▶ **Instruction**
Find all lines in the listing that include the word "Hedge", then copy them.

▶ **Dataset entries**
################

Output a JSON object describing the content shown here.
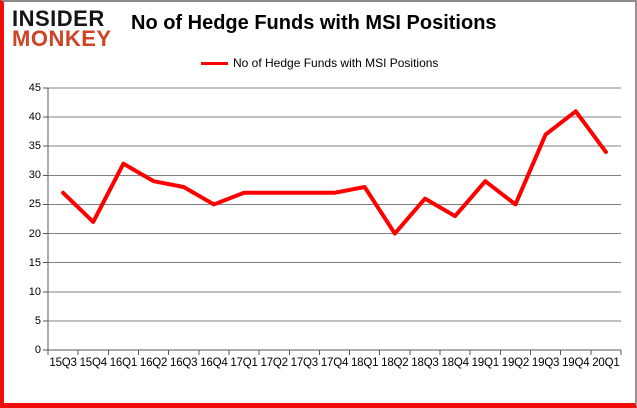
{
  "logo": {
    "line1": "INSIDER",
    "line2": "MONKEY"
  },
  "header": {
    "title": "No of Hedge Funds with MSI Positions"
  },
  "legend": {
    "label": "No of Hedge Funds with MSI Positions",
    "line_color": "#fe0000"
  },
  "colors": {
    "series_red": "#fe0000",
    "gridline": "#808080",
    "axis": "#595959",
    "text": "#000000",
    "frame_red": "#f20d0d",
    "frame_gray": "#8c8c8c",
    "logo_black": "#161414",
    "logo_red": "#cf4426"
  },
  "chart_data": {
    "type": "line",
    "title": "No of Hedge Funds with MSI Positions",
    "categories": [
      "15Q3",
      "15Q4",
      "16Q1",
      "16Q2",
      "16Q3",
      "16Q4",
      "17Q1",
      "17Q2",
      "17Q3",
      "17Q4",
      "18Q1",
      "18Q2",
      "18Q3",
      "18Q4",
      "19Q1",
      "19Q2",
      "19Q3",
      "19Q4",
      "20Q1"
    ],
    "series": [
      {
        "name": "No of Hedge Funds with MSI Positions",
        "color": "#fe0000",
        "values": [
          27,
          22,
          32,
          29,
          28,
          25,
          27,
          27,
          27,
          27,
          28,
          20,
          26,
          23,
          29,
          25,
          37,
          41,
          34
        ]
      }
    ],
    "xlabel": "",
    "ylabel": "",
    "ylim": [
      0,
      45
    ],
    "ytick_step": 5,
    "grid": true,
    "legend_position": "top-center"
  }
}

################

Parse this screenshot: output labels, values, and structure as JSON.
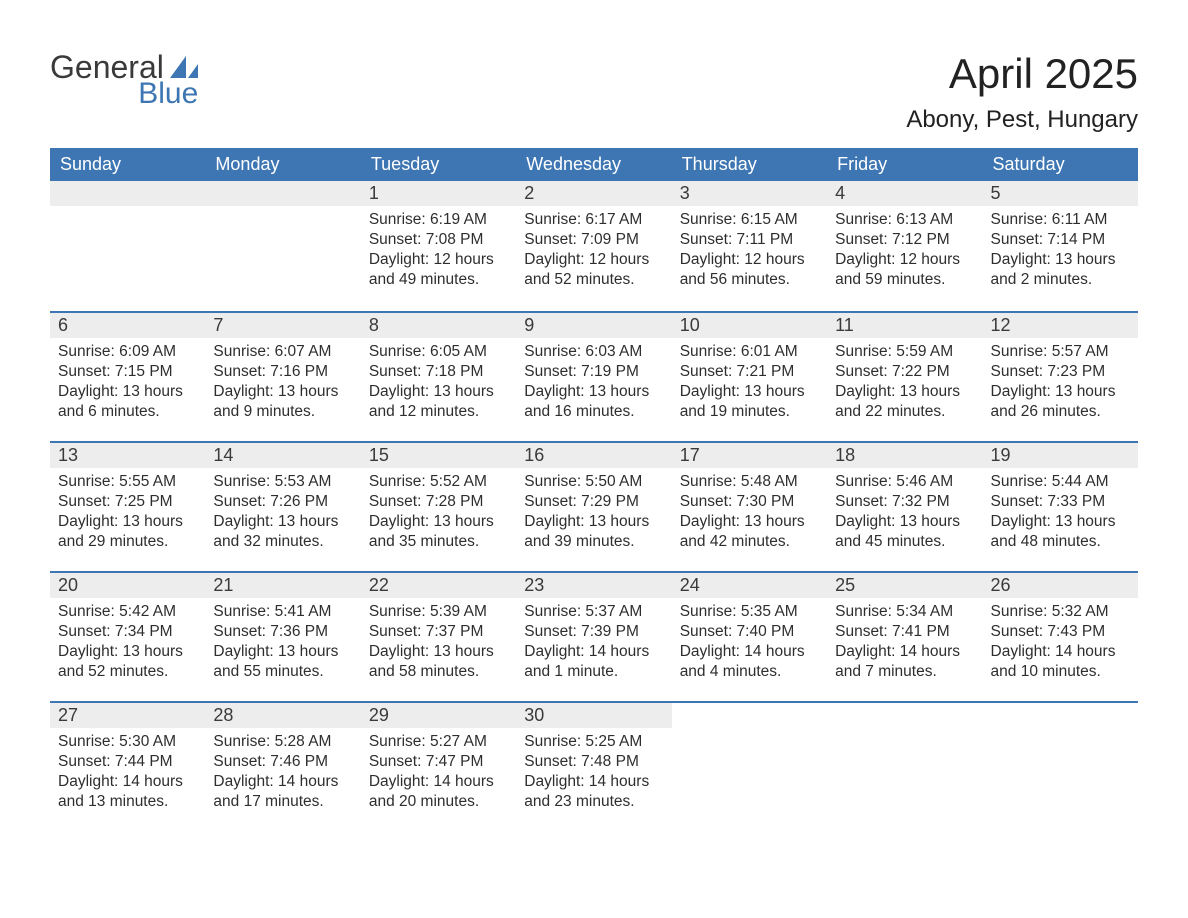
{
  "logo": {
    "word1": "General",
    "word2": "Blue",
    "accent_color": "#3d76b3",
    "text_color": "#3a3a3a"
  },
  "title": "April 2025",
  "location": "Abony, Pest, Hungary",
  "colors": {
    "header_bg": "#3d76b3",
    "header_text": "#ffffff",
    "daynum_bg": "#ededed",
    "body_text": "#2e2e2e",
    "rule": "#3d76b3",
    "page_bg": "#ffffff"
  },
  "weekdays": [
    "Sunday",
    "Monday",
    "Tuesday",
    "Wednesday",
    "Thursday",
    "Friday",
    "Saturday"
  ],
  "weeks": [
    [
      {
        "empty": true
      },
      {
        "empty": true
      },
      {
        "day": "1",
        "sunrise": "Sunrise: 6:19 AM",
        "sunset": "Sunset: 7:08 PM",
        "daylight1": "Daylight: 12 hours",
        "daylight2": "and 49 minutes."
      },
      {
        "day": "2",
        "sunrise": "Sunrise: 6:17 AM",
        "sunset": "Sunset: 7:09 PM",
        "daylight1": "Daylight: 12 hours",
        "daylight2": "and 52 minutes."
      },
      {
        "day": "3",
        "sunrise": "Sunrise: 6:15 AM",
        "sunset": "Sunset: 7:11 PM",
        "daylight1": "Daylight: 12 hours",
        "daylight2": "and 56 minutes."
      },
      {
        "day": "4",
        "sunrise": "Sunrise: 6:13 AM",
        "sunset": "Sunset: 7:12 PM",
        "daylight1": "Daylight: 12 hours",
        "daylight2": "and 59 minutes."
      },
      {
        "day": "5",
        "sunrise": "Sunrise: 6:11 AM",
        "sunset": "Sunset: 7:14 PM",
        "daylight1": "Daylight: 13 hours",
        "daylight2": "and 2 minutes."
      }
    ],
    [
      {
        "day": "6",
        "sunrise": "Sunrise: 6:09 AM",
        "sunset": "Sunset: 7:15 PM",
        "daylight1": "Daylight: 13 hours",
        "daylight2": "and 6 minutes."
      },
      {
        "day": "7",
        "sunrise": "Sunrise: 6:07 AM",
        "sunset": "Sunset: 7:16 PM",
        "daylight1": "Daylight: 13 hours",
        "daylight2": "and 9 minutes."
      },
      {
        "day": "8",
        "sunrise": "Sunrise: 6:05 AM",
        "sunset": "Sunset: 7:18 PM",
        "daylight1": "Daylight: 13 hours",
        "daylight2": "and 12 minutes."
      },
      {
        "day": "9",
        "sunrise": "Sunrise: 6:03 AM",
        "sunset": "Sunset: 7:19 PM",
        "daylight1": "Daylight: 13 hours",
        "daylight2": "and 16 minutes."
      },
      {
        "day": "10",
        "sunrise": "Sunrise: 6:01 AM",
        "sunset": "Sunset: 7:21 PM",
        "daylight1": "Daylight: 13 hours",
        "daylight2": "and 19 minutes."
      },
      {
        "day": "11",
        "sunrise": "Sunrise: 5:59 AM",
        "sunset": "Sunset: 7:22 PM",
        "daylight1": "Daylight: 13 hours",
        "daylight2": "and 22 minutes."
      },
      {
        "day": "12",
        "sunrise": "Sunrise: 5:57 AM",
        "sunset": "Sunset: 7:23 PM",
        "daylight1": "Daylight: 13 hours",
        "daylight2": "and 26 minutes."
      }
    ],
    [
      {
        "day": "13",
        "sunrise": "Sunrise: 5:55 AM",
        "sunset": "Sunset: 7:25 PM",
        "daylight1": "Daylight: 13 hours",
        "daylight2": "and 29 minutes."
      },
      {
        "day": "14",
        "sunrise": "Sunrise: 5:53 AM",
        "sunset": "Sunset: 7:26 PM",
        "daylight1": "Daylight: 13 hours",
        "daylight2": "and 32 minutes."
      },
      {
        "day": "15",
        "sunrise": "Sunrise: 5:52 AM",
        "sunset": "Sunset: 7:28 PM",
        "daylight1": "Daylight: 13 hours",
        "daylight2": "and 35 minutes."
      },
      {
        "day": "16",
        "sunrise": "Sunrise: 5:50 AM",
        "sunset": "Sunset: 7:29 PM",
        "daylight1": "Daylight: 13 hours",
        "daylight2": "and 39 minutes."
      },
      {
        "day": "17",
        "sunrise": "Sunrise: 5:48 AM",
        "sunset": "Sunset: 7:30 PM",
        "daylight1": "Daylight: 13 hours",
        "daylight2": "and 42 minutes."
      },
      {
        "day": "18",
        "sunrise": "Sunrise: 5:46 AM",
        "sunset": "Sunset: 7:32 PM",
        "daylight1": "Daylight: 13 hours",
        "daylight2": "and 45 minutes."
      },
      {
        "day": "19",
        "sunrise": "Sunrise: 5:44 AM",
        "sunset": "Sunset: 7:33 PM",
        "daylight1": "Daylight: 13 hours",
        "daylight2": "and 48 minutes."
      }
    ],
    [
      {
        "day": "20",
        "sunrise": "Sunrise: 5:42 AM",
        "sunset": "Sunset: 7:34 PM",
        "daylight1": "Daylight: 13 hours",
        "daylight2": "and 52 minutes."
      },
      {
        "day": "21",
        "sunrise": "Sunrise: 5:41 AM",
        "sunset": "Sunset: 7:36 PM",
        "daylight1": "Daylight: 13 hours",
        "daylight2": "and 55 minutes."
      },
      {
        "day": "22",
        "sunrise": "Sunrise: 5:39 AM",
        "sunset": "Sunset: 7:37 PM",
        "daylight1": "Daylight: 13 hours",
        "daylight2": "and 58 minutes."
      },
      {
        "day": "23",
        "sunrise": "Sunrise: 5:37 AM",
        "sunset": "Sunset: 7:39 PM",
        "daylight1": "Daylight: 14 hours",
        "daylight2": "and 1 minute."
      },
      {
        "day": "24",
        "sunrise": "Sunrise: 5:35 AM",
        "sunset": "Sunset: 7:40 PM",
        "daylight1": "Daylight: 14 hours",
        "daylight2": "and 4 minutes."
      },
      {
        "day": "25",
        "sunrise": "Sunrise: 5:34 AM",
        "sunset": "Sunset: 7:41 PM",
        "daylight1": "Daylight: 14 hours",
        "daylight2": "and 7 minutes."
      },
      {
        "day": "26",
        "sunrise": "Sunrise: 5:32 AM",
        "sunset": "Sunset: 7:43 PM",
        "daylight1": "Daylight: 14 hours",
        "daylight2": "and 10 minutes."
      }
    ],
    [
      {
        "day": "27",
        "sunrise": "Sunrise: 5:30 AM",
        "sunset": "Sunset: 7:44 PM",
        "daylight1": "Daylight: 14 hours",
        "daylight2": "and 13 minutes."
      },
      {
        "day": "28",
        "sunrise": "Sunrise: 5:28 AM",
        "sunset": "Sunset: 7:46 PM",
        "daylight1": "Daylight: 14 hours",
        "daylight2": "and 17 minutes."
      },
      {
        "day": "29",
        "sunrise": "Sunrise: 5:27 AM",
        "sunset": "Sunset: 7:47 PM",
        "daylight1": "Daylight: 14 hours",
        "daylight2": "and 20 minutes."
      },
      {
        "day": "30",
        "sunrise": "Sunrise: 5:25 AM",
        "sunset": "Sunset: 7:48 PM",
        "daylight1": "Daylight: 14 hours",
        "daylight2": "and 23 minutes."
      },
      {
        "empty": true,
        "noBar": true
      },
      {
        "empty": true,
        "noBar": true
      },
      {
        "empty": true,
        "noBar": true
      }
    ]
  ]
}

################

▶ **Written answer**
    "title": "No of Hedge Funds with MSI Positions"
    "label": "No of Hedge Funds with MSI Positions",
    "title": "No of Hedge Funds with MSI Positions",
        "name": "No of Hedge Funds with MSI Positions",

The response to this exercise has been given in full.